## Start
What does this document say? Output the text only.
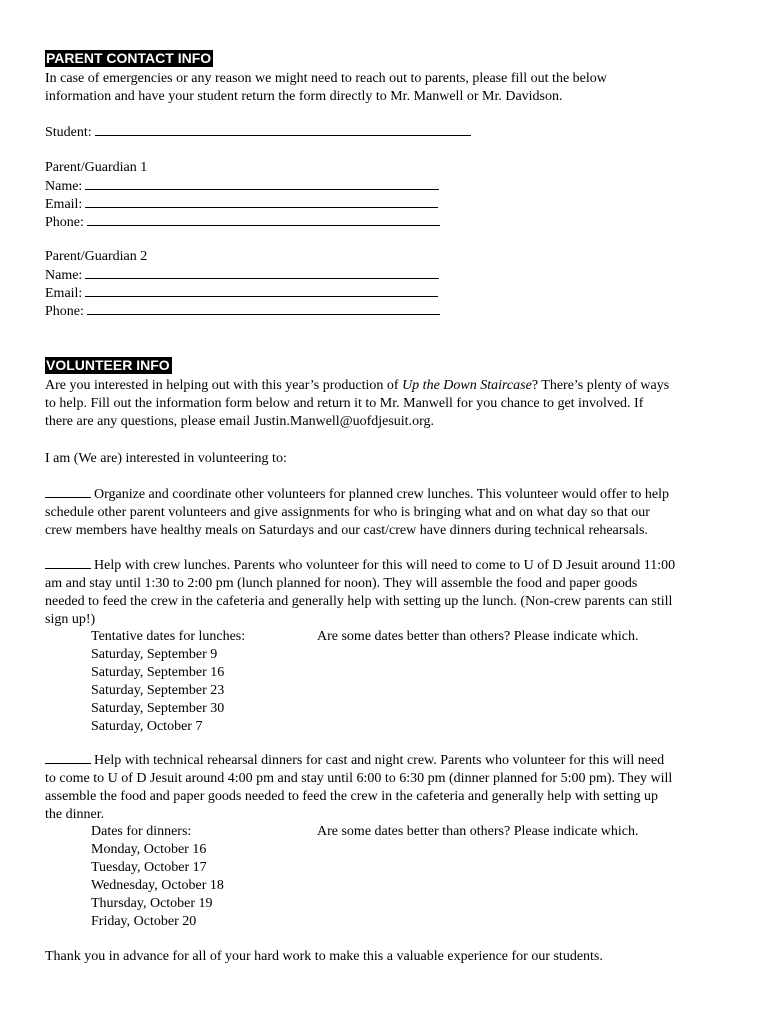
PARENT CONTACT INFO
In case of emergencies or any reason we might need to reach out to parents, please fill out the below
information and have your student return the form directly to Mr. Manwell or Mr. Davidson.
Student:
Parent/Guardian 1
Name:
Email:
Phone:
Parent/Guardian 2
Name:
Email:
Phone:
VOLUNTEER INFO
Are you interested in helping out with this year’s production of Up the Down Staircase? There’s plenty of ways
to help. Fill out the information form below and return it to Mr. Manwell for you chance to get involved. If
there are any questions, please email Justin.Manwell@uofdjesuit.org.
I am (We are) interested in volunteering to:
Organize and coordinate other volunteers for planned crew lunches. This volunteer would offer to help
schedule other parent volunteers and give assignments for who is bringing what and on what day so that our
crew members have healthy meals on Saturdays and our cast/crew have dinners during technical rehearsals.
Help with crew lunches. Parents who volunteer for this will need to come to U of D Jesuit around 11:00
am and stay until 1:30 to 2:00 pm (lunch planned for noon). They will assemble the food and paper goods
needed to feed the crew in the cafeteria and generally help with setting up the lunch. (Non-crew parents can still
sign up!)
Tentative dates for lunches:
Saturday, September 9
Saturday, September 16
Saturday, September 23
Saturday, September 30
Saturday, October 7
Are some dates better than others? Please indicate which.
Help with technical rehearsal dinners for cast and night crew. Parents who volunteer for this will need
to come to U of D Jesuit around 4:00 pm and stay until 6:00 to 6:30 pm (dinner planned for 5:00 pm). They will
assemble the food and paper goods needed to feed the crew in the cafeteria and generally help with setting up
the dinner.
Dates for dinners:
Monday, October 16
Tuesday, October 17
Wednesday, October 18
Thursday, October 19
Friday, October 20
Are some dates better than others? Please indicate which.
Thank you in advance for all of your hard work to make this a valuable experience for our students.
## End
Extract each line holding the word "planned" from the records.

Organize and coordinate other volunteers for planned crew lunches. This volunteer would offer to help
am and stay until 1:30 to 2:00 pm (lunch planned for noon). They will assemble the food and paper goods
to come to U of D Jesuit around 4:00 pm and stay until 6:00 to 6:30 pm (dinner planned for 5:00 pm). They will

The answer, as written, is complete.